Your task is to repeat the entries exactly. Leave the pictures out.

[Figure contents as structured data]
++++
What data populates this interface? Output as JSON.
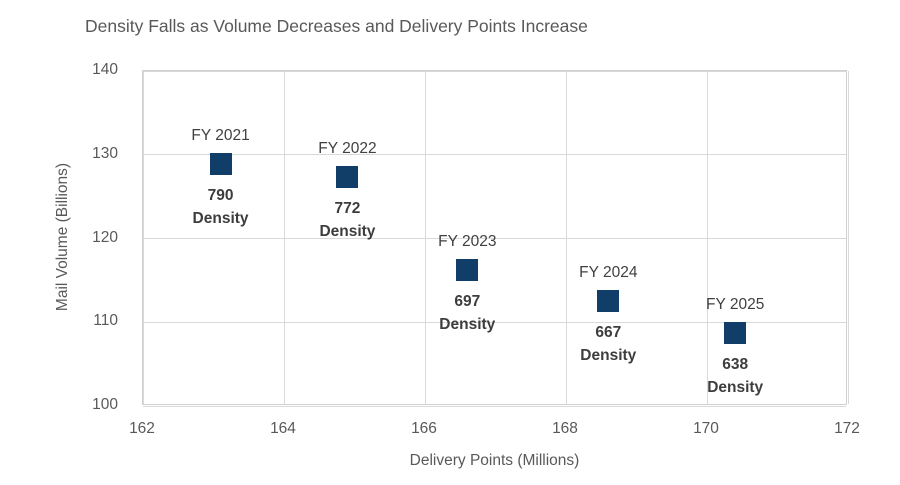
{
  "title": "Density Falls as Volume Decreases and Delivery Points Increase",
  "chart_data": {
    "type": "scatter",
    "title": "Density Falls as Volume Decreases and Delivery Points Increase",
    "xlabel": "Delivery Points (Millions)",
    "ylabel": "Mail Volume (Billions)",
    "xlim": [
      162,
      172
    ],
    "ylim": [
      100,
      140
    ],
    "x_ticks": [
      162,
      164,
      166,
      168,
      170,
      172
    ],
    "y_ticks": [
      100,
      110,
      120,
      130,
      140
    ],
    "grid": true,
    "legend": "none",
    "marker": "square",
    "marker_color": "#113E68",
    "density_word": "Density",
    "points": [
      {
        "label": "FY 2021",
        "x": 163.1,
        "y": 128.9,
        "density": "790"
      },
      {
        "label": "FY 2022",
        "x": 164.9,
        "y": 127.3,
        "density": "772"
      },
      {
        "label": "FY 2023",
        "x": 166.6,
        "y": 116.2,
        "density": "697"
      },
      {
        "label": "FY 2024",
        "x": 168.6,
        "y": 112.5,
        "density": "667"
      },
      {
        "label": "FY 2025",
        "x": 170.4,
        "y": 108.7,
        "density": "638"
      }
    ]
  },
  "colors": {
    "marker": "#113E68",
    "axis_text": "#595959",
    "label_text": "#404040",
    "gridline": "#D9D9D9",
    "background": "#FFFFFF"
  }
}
++++
Answer in full:
What data populates this interface? Output as JSON.
{
  "title": "Density Falls as Volume Decreases and Delivery Points Increase",
  "chart_data": {
    "type": "scatter",
    "title": "Density Falls as Volume Decreases and Delivery Points Increase",
    "xlabel": "Delivery Points (Millions)",
    "ylabel": "Mail Volume (Billions)",
    "xlim": [
      162,
      172
    ],
    "ylim": [
      100,
      140
    ],
    "x_ticks": [
      162,
      164,
      166,
      168,
      170,
      172
    ],
    "y_ticks": [
      100,
      110,
      120,
      130,
      140
    ],
    "grid": true,
    "legend": "none",
    "marker": "square",
    "marker_color": "#113E68",
    "density_word": "Density",
    "points": [
      {
        "label": "FY 2021",
        "x": 163.1,
        "y": 128.9,
        "density": "790"
      },
      {
        "label": "FY 2022",
        "x": 164.9,
        "y": 127.3,
        "density": "772"
      },
      {
        "label": "FY 2023",
        "x": 166.6,
        "y": 116.2,
        "density": "697"
      },
      {
        "label": "FY 2024",
        "x": 168.6,
        "y": 112.5,
        "density": "667"
      },
      {
        "label": "FY 2025",
        "x": 170.4,
        "y": 108.7,
        "density": "638"
      }
    ]
  },
  "colors": {
    "marker": "#113E68",
    "axis_text": "#595959",
    "label_text": "#404040",
    "gridline": "#D9D9D9",
    "background": "#FFFFFF"
  }
}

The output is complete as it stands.